* **Data listing**
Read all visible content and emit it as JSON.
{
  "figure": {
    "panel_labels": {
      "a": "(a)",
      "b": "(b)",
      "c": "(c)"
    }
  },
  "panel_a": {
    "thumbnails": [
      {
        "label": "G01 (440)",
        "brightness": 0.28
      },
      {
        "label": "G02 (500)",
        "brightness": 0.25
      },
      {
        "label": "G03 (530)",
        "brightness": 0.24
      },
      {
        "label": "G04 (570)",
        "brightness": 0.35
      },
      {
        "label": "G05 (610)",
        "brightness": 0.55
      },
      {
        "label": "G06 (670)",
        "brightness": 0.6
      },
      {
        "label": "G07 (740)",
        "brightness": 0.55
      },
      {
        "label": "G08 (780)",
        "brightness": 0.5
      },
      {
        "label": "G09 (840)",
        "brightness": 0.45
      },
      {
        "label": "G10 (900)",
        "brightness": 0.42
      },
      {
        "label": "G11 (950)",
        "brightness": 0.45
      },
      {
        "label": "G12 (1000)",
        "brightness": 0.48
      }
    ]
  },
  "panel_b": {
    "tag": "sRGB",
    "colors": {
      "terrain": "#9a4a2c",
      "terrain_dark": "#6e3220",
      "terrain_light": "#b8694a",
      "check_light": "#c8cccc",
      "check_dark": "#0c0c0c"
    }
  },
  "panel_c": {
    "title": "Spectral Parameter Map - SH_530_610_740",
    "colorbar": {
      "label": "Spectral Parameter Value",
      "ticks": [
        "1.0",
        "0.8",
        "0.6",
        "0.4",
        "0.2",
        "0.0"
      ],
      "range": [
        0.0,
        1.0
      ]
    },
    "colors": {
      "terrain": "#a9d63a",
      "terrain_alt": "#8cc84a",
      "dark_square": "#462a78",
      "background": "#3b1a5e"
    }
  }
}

* **The exercise**
Please set down the whole listing above without altering a single line.

* **Reply**
Read all visible content and emit it as JSON.
{
  "figure": {
    "panel_labels": {
      "a": "(a)",
      "b": "(b)",
      "c": "(c)"
    }
  },
  "panel_a": {
    "thumbnails": [
      {
        "label": "G01 (440)",
        "brightness": 0.28
      },
      {
        "label": "G02 (500)",
        "brightness": 0.25
      },
      {
        "label": "G03 (530)",
        "brightness": 0.24
      },
      {
        "label": "G04 (570)",
        "brightness": 0.35
      },
      {
        "label": "G05 (610)",
        "brightness": 0.55
      },
      {
        "label": "G06 (670)",
        "brightness": 0.6
      },
      {
        "label": "G07 (740)",
        "brightness": 0.55
      },
      {
        "label": "G08 (780)",
        "brightness": 0.5
      },
      {
        "label": "G09 (840)",
        "brightness": 0.45
      },
      {
        "label": "G10 (900)",
        "brightness": 0.42
      },
      {
        "label": "G11 (950)",
        "brightness": 0.45
      },
      {
        "label": "G12 (1000)",
        "brightness": 0.48
      }
    ]
  },
  "panel_b": {
    "tag": "sRGB",
    "colors": {
      "terrain": "#9a4a2c",
      "terrain_dark": "#6e3220",
      "terrain_light": "#b8694a",
      "check_light": "#c8cccc",
      "check_dark": "#0c0c0c"
    }
  },
  "panel_c": {
    "title": "Spectral Parameter Map - SH_530_610_740",
    "colorbar": {
      "label": "Spectral Parameter Value",
      "ticks": [
        "1.0",
        "0.8",
        "0.6",
        "0.4",
        "0.2",
        "0.0"
      ],
      "range": [
        0.0,
        1.0
      ]
    },
    "colors": {
      "terrain": "#a9d63a",
      "terrain_alt": "#8cc84a",
      "dark_square": "#462a78",
      "background": "#3b1a5e"
    }
  }
}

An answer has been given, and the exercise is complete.